GIVEN TASK: Extract all lines in the data that contain the word "grid".

Dataset rows:
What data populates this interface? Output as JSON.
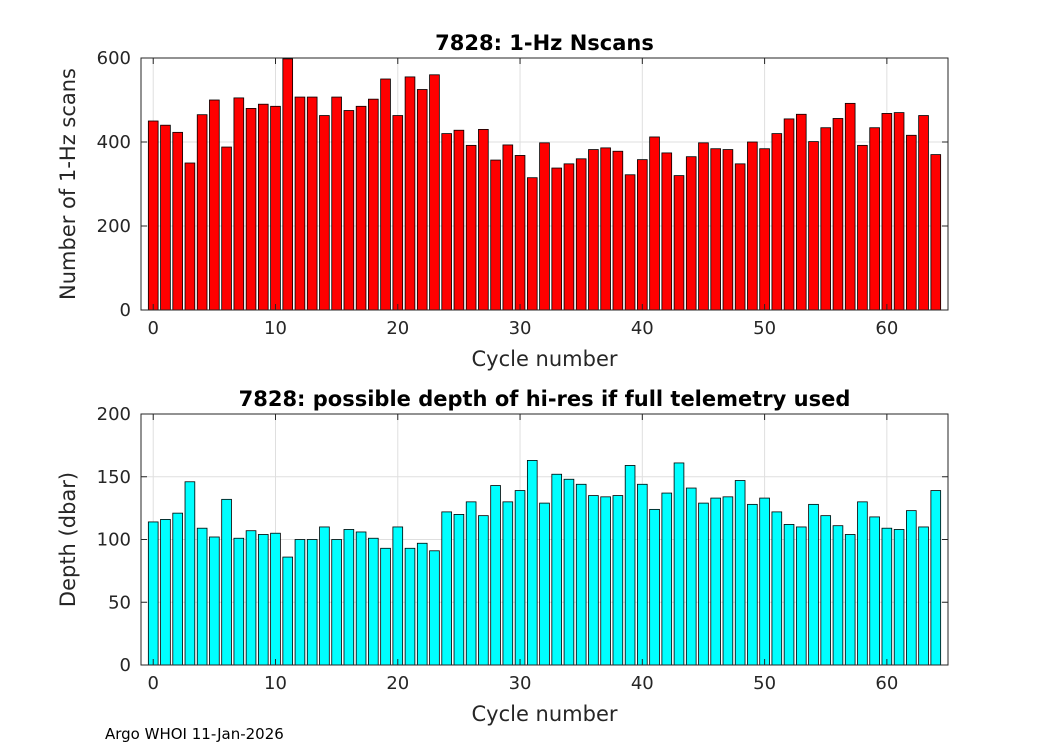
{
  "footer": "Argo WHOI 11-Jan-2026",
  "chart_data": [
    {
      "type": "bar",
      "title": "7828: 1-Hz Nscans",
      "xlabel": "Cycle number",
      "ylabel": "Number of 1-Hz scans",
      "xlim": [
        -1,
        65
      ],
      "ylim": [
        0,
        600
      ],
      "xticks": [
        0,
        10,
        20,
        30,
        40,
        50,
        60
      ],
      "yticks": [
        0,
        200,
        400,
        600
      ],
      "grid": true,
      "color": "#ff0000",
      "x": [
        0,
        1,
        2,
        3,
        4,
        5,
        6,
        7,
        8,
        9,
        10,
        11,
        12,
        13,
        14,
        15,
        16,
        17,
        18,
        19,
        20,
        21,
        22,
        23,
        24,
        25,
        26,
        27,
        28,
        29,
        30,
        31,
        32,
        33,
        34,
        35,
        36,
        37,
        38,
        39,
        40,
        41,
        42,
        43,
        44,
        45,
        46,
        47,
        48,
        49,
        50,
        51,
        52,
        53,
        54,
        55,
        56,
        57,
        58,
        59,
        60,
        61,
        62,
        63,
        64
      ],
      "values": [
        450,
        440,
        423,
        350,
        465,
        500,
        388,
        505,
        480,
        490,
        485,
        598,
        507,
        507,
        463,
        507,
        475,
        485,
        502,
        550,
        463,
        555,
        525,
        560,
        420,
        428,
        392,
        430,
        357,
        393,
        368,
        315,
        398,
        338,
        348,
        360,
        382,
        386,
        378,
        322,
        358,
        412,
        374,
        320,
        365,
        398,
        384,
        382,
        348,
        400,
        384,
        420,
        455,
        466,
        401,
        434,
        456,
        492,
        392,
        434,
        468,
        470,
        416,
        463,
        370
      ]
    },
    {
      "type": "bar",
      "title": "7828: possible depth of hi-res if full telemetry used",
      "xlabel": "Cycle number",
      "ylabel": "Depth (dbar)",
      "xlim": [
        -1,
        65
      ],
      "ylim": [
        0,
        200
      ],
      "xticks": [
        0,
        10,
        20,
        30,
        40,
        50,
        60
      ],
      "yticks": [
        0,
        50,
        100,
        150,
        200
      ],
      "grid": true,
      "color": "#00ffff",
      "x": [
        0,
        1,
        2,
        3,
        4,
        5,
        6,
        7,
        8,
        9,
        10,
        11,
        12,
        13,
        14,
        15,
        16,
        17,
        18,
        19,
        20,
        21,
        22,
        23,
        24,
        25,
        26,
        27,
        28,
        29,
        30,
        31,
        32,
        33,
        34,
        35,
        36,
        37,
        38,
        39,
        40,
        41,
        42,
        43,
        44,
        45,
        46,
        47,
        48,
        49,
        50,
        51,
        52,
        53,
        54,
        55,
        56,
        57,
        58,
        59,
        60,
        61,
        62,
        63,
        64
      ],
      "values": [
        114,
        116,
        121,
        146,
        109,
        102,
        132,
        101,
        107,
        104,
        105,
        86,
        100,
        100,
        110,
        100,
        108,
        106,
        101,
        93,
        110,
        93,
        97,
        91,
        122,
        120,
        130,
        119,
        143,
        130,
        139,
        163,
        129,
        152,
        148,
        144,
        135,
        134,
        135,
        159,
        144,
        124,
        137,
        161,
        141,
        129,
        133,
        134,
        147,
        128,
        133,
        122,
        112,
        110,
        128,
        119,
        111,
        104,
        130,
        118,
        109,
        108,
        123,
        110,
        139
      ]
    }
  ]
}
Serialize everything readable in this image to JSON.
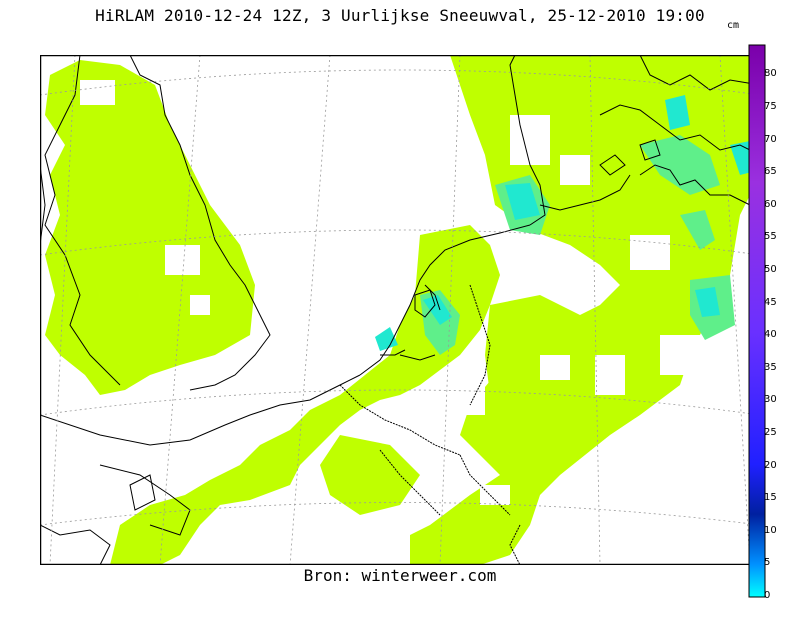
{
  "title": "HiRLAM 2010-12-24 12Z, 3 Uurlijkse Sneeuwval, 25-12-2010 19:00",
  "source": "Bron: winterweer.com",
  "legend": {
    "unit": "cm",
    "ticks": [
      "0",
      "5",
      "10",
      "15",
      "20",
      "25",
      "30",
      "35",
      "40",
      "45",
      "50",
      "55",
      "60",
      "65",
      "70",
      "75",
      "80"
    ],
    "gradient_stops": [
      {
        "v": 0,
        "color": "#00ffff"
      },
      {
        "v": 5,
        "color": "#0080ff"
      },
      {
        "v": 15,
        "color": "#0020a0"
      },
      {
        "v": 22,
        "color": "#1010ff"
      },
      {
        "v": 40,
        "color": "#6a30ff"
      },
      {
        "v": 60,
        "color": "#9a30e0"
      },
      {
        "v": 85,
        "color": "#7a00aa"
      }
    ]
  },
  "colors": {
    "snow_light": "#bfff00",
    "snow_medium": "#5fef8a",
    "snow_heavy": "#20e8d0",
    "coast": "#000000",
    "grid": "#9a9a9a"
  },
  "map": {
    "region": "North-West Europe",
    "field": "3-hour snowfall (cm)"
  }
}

==

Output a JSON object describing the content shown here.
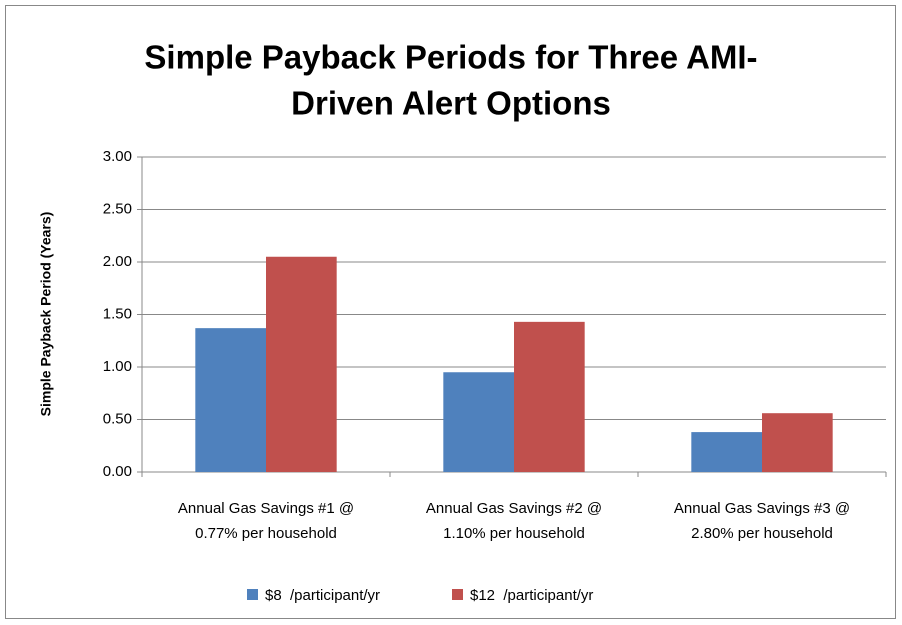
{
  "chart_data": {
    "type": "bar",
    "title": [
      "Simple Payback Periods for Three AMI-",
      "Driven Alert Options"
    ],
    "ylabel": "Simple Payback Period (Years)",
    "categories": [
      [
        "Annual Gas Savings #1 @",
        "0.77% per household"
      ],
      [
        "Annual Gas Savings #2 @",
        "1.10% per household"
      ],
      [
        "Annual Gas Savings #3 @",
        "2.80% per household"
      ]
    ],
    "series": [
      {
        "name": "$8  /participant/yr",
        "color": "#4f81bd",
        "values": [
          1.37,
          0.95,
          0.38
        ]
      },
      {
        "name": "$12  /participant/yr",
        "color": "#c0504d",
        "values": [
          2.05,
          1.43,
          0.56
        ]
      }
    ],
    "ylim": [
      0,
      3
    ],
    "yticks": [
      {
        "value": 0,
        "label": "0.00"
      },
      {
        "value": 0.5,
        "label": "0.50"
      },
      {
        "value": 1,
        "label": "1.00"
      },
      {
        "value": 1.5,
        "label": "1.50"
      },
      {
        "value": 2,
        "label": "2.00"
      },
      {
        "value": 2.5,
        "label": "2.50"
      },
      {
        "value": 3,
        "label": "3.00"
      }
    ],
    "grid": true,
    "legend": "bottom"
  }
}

COMPLETE ANSWER:
      "grid": true,
      "grid": true,
    "grid": "#9a9a9a"
    "grid": true,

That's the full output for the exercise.